▶ [TASK DIRECTIONS]
Below, find each line holding "มความโปร" and state how many there are, using the number alone.

▶ [DATA FOR PROCESSING]
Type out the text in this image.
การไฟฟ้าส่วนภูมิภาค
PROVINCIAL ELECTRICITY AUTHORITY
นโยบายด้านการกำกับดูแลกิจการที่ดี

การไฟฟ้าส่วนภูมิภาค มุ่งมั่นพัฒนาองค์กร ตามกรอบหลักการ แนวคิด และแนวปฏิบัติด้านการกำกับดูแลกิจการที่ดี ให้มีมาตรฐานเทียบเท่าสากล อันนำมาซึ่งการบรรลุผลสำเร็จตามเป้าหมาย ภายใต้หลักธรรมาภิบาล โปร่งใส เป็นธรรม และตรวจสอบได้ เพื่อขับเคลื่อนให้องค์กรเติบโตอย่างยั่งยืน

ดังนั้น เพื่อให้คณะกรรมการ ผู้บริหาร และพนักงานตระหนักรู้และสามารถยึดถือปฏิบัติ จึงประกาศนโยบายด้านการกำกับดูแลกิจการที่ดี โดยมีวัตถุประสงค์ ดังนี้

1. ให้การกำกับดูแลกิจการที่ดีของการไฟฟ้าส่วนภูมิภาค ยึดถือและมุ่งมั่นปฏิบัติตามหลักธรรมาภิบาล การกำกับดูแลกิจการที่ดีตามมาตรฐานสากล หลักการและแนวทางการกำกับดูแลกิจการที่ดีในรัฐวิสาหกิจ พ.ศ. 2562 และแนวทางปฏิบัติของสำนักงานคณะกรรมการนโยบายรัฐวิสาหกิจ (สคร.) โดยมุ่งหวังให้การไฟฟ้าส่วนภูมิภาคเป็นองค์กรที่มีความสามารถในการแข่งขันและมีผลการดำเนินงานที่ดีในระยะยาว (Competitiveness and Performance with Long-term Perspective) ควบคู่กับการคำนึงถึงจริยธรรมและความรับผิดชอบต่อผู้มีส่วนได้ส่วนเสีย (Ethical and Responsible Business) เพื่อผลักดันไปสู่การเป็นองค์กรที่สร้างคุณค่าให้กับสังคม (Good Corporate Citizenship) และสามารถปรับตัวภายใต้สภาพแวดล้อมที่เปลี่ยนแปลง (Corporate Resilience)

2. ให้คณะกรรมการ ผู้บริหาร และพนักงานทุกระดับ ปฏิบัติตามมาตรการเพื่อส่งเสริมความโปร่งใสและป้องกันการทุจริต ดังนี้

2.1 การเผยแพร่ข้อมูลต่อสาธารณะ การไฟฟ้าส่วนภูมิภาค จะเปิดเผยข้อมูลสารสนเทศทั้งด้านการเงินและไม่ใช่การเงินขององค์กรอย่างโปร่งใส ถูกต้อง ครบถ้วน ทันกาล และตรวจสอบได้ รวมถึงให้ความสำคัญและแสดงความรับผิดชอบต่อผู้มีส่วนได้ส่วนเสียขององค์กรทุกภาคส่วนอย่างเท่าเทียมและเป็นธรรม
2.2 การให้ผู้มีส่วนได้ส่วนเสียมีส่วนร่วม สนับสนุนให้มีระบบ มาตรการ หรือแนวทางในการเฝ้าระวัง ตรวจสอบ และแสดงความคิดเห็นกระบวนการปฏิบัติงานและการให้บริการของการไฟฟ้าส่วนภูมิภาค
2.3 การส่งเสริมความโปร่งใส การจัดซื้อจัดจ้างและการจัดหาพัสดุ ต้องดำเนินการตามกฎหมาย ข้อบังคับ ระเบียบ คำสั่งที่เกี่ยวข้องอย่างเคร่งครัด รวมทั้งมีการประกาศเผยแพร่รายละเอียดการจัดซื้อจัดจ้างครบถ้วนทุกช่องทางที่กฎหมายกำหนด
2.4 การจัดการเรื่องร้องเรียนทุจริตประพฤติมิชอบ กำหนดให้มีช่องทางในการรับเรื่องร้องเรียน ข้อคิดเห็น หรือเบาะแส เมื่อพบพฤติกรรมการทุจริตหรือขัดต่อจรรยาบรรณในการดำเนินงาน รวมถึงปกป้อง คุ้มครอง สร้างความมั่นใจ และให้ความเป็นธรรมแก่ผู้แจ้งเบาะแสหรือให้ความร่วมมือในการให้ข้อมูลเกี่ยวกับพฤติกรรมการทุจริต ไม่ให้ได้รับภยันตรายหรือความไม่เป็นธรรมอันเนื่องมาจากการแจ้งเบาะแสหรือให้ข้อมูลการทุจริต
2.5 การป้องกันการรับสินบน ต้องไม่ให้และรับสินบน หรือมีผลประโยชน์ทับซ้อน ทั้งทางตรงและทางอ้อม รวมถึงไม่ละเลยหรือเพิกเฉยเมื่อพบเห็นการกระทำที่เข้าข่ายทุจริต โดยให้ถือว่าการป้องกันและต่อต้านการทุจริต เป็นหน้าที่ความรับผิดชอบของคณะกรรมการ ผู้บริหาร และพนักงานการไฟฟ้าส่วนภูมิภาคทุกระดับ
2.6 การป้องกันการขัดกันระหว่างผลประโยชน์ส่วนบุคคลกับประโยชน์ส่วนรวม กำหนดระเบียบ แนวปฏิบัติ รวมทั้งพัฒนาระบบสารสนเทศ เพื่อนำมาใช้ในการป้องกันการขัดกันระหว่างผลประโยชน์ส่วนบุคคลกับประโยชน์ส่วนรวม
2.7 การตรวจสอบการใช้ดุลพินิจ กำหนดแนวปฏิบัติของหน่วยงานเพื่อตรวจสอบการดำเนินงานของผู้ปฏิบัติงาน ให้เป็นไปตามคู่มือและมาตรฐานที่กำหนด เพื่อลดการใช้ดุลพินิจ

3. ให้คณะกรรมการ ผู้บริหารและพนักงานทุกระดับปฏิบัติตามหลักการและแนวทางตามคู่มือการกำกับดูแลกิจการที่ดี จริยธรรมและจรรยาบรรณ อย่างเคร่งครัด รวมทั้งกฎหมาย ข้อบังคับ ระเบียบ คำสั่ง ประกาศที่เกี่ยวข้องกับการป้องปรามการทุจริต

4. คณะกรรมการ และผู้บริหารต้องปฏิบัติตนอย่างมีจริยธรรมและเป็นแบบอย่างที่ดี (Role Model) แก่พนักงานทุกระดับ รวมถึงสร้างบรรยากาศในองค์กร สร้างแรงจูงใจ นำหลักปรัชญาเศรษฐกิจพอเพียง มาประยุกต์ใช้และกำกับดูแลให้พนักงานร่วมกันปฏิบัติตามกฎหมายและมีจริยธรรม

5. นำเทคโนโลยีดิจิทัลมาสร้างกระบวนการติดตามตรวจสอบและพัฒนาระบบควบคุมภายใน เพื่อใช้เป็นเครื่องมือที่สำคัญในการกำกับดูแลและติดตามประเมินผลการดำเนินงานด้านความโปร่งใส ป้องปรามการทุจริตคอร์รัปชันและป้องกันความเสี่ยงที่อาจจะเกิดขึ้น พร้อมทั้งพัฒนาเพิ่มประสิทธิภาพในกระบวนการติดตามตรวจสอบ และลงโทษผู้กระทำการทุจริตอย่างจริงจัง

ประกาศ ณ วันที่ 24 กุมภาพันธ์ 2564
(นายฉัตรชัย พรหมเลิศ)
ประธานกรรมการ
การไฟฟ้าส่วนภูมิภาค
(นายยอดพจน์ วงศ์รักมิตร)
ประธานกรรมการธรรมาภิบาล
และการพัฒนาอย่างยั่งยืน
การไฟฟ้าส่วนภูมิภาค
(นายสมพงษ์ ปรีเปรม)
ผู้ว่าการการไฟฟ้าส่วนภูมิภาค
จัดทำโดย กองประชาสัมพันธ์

▶ [WRITTEN REPLY]
2